== Records that describe figures ==
───

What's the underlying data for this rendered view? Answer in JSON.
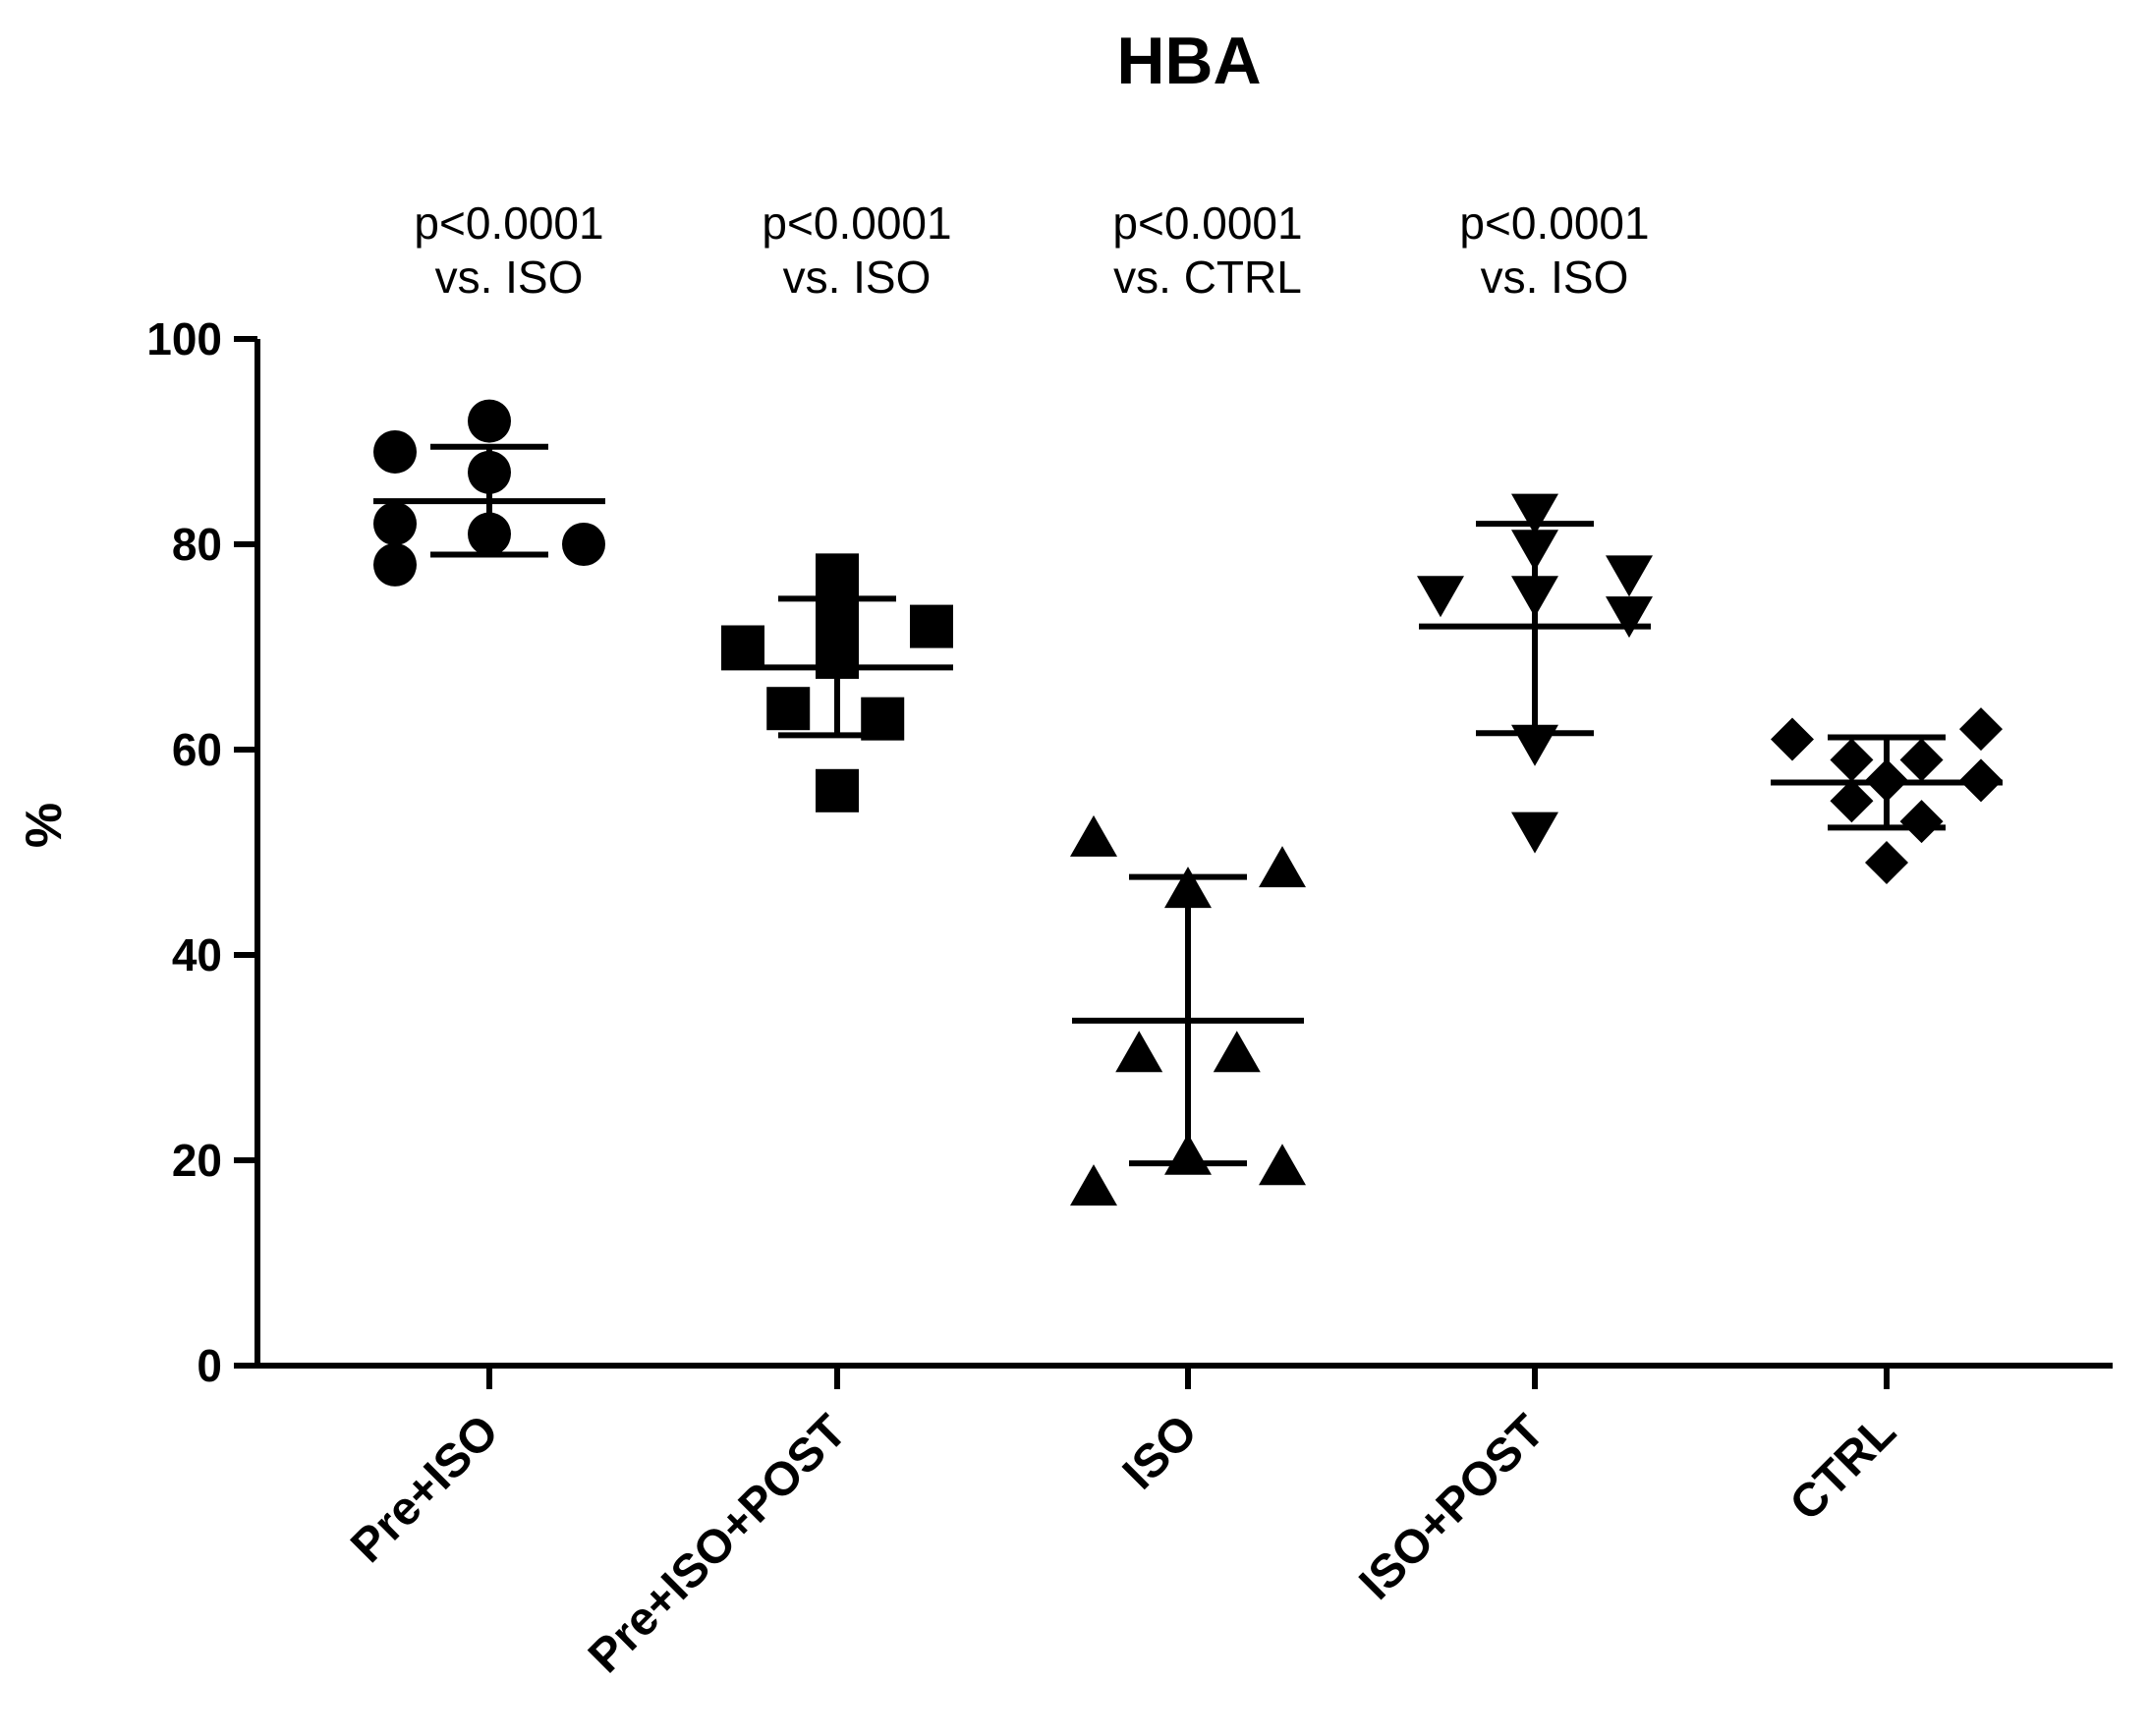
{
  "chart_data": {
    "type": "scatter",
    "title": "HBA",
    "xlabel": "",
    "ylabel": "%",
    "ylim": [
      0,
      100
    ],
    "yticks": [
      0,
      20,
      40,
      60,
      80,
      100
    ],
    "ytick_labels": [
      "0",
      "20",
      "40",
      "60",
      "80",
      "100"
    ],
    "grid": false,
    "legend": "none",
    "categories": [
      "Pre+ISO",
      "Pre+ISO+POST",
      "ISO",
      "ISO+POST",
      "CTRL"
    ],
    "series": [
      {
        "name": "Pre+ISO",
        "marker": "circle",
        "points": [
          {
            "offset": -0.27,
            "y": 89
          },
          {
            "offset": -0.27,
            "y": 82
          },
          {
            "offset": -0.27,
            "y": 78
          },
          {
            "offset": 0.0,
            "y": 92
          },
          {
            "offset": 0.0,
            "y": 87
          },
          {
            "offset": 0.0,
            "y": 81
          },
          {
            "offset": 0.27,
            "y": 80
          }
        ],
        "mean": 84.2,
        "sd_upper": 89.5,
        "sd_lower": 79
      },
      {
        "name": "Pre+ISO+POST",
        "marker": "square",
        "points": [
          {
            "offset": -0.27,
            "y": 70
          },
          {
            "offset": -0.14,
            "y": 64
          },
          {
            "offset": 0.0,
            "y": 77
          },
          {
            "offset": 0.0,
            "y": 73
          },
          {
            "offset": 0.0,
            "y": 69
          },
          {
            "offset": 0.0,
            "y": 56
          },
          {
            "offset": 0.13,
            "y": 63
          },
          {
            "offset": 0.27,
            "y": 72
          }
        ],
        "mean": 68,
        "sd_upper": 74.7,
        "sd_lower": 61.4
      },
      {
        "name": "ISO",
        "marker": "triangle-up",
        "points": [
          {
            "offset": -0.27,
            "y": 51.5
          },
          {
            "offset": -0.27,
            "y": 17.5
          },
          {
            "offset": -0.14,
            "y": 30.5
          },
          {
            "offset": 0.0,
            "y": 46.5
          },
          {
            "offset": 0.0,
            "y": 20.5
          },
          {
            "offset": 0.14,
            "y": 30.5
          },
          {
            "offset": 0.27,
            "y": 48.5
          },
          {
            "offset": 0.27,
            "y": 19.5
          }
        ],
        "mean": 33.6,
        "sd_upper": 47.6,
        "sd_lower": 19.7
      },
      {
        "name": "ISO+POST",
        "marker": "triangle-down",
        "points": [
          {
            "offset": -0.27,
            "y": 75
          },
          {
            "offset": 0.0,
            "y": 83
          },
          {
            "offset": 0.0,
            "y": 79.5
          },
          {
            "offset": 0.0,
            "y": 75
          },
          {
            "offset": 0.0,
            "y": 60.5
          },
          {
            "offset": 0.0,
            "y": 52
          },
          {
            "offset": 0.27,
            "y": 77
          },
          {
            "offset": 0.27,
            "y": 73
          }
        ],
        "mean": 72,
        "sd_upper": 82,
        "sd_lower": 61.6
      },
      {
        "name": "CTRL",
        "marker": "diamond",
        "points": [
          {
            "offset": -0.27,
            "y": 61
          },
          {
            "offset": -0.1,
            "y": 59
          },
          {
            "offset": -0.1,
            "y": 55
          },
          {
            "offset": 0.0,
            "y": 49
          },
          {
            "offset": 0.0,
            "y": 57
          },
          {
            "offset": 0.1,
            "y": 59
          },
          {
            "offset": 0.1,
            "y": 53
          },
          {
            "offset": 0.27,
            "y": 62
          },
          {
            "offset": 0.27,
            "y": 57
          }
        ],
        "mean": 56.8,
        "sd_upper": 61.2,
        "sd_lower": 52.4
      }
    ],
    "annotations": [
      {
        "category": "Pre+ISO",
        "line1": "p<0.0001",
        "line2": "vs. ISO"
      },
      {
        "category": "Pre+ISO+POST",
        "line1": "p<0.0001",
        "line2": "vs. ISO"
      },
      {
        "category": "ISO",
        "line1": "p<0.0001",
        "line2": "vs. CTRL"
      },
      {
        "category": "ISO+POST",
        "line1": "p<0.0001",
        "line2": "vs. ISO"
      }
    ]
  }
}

───

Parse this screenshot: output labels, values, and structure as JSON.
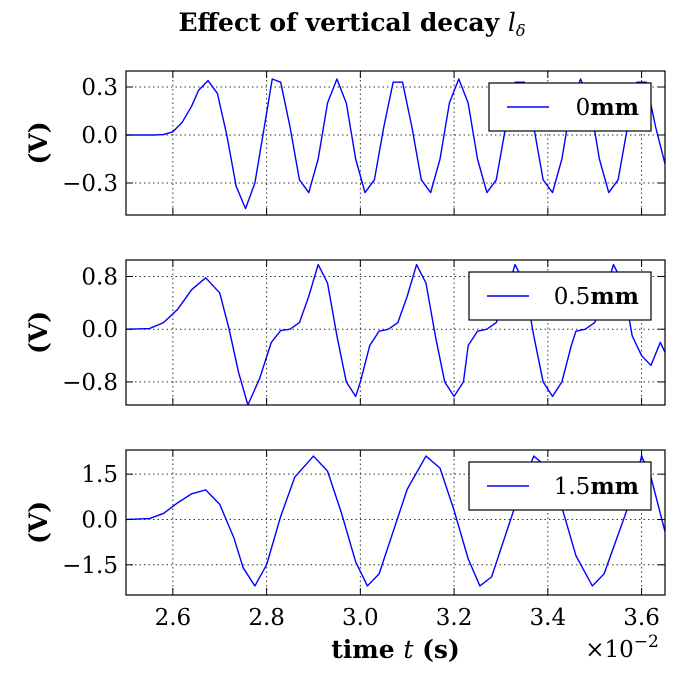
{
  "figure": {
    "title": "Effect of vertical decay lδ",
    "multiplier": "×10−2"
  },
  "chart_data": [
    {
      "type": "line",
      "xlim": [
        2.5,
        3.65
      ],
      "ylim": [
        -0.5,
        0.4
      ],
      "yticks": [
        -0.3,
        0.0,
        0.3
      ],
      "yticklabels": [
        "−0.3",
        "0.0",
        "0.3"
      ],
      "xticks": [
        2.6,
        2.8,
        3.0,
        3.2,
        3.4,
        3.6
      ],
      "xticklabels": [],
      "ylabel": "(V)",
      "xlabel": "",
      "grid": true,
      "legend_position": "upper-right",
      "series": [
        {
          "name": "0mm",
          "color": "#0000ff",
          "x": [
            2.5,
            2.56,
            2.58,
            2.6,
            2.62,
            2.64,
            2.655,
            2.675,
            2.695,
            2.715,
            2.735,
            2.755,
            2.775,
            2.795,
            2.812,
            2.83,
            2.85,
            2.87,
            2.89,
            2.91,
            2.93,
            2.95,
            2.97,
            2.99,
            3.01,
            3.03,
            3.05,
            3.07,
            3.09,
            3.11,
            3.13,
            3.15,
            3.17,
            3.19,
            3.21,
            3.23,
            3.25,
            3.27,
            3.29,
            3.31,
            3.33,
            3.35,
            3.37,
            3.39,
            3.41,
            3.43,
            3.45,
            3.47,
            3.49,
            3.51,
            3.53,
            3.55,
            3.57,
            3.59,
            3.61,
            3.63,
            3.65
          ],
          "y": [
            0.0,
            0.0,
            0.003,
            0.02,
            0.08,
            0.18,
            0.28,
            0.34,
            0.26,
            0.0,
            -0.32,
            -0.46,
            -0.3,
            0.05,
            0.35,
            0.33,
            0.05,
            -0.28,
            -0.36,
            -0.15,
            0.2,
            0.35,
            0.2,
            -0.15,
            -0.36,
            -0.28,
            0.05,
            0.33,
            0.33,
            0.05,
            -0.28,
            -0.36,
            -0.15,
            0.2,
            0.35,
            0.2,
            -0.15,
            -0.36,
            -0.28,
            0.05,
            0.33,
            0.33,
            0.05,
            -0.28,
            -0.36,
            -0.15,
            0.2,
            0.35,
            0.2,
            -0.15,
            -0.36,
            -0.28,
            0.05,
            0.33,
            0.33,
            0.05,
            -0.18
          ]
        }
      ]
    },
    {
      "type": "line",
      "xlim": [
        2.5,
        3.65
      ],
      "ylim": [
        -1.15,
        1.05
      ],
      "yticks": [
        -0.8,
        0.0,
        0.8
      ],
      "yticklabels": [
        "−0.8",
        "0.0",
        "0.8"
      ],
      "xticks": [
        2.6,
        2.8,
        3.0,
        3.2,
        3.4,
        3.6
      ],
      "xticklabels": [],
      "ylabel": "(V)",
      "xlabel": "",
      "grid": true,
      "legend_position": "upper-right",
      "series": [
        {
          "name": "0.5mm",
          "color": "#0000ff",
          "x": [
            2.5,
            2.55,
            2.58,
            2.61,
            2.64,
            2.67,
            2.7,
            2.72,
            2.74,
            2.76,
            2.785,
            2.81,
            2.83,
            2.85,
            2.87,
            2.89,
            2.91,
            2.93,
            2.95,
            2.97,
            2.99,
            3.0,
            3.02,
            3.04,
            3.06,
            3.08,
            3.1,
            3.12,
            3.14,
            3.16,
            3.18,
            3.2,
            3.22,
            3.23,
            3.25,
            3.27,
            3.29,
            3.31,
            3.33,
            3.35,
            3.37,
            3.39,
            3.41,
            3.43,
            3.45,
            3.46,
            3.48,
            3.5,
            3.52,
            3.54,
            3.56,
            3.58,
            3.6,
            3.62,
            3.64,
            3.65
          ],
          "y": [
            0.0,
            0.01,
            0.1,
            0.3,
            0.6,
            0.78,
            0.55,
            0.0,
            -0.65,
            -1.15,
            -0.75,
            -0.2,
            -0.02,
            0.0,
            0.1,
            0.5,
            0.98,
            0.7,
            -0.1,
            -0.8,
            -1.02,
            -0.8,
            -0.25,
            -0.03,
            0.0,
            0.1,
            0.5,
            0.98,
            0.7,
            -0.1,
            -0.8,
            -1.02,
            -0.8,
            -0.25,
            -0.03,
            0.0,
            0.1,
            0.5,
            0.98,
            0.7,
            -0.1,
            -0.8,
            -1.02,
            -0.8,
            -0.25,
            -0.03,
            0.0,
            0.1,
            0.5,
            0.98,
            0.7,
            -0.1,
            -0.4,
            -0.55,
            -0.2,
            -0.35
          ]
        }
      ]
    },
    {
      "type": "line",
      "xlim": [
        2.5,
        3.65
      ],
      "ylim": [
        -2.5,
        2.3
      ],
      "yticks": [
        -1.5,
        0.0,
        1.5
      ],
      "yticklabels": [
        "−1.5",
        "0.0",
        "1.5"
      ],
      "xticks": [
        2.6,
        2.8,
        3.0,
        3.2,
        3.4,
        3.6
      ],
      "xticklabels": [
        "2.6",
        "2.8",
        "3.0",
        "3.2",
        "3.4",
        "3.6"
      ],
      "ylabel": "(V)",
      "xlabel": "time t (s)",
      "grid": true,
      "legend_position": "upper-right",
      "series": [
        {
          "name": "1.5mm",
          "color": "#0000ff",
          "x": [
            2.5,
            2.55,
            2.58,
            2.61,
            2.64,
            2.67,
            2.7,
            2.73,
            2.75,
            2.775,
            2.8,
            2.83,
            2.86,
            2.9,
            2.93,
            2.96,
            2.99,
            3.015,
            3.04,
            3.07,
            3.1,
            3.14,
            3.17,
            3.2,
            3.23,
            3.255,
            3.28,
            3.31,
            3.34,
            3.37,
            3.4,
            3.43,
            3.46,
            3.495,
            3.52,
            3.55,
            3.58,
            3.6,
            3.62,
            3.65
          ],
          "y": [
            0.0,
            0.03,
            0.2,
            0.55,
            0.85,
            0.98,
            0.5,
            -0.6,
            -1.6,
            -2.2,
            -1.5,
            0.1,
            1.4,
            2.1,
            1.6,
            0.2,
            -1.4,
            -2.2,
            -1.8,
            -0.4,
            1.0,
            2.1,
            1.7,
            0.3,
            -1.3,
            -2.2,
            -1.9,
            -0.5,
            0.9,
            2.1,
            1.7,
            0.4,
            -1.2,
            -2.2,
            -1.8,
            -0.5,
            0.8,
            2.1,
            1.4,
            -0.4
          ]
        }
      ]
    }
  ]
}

───

== Aim ==
In the material above, find the lines that contain "xlabel" and show them.

== Correct result ==
    "xlabel": "",
      "xlabel": "",
      "xlabel": "",
      "xlabel": "time t (s)",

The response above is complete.